- _What the exercise asks_
Copy every line of the data that contains the string "than".

=== Entries ===

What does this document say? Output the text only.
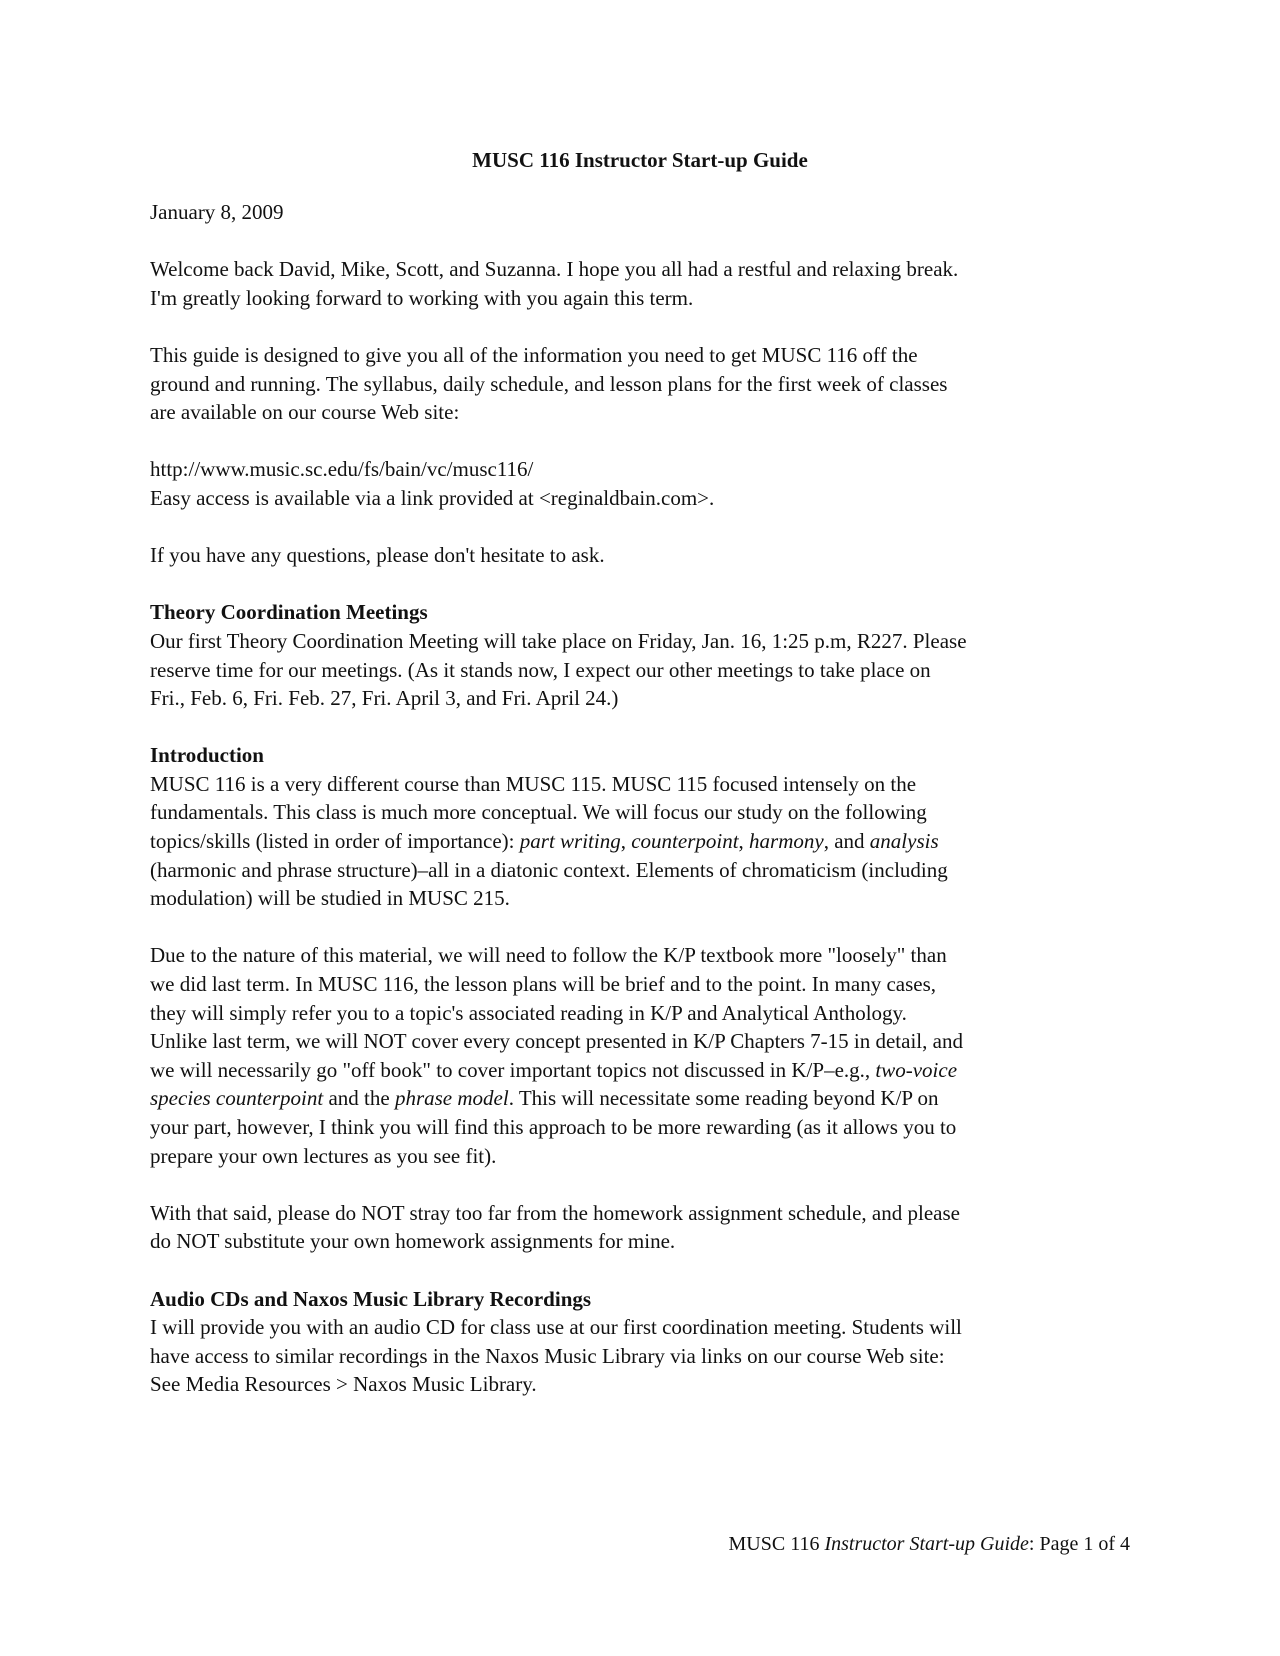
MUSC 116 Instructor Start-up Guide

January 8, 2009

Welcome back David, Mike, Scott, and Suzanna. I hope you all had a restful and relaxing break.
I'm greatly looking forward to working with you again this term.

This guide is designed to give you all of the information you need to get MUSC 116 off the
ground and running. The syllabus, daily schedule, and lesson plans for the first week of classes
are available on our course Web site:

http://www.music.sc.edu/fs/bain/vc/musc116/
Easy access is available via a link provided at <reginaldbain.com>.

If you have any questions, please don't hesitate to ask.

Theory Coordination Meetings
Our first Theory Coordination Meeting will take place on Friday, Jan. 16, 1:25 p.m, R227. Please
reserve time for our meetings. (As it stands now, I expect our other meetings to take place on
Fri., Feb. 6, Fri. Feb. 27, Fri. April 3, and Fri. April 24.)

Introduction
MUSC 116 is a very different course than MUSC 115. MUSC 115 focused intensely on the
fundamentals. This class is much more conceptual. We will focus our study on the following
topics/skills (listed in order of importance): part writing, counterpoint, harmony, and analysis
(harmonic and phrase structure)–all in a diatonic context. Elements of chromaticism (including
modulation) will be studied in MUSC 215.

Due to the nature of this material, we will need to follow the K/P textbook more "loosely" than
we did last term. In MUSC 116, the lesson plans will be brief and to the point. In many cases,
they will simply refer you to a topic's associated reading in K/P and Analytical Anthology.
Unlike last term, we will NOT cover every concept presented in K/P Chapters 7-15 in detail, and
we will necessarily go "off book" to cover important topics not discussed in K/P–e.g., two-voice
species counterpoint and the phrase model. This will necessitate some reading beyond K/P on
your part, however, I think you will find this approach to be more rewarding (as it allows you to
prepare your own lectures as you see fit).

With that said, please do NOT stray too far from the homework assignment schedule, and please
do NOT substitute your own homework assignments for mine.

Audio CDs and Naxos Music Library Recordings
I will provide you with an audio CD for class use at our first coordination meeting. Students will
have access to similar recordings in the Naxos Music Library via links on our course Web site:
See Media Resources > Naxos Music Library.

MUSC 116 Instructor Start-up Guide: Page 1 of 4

===

- _Output for this task_
MUSC 116 is a very different course than MUSC 115. MUSC 115 focused intensely on the
Due to the nature of this material, we will need to follow the K/P textbook more "loosely" than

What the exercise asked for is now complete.